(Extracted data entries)
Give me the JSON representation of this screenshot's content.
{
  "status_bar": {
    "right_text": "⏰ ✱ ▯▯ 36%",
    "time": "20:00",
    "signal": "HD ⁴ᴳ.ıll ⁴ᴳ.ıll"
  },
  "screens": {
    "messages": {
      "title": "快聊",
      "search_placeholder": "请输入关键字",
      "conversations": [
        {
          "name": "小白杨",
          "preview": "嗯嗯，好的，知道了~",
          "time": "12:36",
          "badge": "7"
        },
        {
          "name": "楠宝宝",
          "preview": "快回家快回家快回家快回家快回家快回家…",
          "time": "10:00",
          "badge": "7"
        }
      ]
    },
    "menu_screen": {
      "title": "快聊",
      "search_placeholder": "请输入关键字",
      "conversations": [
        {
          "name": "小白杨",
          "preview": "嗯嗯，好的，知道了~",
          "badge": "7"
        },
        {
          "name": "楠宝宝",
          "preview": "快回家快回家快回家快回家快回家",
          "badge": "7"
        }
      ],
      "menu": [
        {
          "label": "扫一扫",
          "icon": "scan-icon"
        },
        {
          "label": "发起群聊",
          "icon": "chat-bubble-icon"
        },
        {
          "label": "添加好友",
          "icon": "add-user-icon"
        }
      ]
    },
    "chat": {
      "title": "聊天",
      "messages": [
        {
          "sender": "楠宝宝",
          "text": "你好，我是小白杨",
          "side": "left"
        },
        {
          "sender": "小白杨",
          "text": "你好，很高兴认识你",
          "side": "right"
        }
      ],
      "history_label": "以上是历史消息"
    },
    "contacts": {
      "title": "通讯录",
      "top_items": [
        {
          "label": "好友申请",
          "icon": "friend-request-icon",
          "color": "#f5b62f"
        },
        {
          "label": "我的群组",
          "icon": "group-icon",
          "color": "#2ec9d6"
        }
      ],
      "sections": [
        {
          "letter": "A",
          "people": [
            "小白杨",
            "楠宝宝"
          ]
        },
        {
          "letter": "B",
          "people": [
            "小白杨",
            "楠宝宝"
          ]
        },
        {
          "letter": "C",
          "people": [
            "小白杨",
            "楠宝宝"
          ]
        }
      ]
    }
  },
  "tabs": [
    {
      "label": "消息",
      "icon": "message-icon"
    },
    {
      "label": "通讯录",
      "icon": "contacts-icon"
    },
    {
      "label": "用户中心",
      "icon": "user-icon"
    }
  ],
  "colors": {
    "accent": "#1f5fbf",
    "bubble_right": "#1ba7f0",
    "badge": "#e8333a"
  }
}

What is needed ▸
The full set of records should be duplicated exactly.

Complete output ▸
Give me the JSON representation of this screenshot's content.
{
  "status_bar": {
    "right_text": "⏰ ✱ ▯▯ 36%",
    "time": "20:00",
    "signal": "HD ⁴ᴳ.ıll ⁴ᴳ.ıll"
  },
  "screens": {
    "messages": {
      "title": "快聊",
      "search_placeholder": "请输入关键字",
      "conversations": [
        {
          "name": "小白杨",
          "preview": "嗯嗯，好的，知道了~",
          "time": "12:36",
          "badge": "7"
        },
        {
          "name": "楠宝宝",
          "preview": "快回家快回家快回家快回家快回家快回家…",
          "time": "10:00",
          "badge": "7"
        }
      ]
    },
    "menu_screen": {
      "title": "快聊",
      "search_placeholder": "请输入关键字",
      "conversations": [
        {
          "name": "小白杨",
          "preview": "嗯嗯，好的，知道了~",
          "badge": "7"
        },
        {
          "name": "楠宝宝",
          "preview": "快回家快回家快回家快回家快回家",
          "badge": "7"
        }
      ],
      "menu": [
        {
          "label": "扫一扫",
          "icon": "scan-icon"
        },
        {
          "label": "发起群聊",
          "icon": "chat-bubble-icon"
        },
        {
          "label": "添加好友",
          "icon": "add-user-icon"
        }
      ]
    },
    "chat": {
      "title": "聊天",
      "messages": [
        {
          "sender": "楠宝宝",
          "text": "你好，我是小白杨",
          "side": "left"
        },
        {
          "sender": "小白杨",
          "text": "你好，很高兴认识你",
          "side": "right"
        }
      ],
      "history_label": "以上是历史消息"
    },
    "contacts": {
      "title": "通讯录",
      "top_items": [
        {
          "label": "好友申请",
          "icon": "friend-request-icon",
          "color": "#f5b62f"
        },
        {
          "label": "我的群组",
          "icon": "group-icon",
          "color": "#2ec9d6"
        }
      ],
      "sections": [
        {
          "letter": "A",
          "people": [
            "小白杨",
            "楠宝宝"
          ]
        },
        {
          "letter": "B",
          "people": [
            "小白杨",
            "楠宝宝"
          ]
        },
        {
          "letter": "C",
          "people": [
            "小白杨",
            "楠宝宝"
          ]
        }
      ]
    }
  },
  "tabs": [
    {
      "label": "消息",
      "icon": "message-icon"
    },
    {
      "label": "通讯录",
      "icon": "contacts-icon"
    },
    {
      "label": "用户中心",
      "icon": "user-icon"
    }
  ],
  "colors": {
    "accent": "#1f5fbf",
    "bubble_right": "#1ba7f0",
    "badge": "#e8333a"
  }
}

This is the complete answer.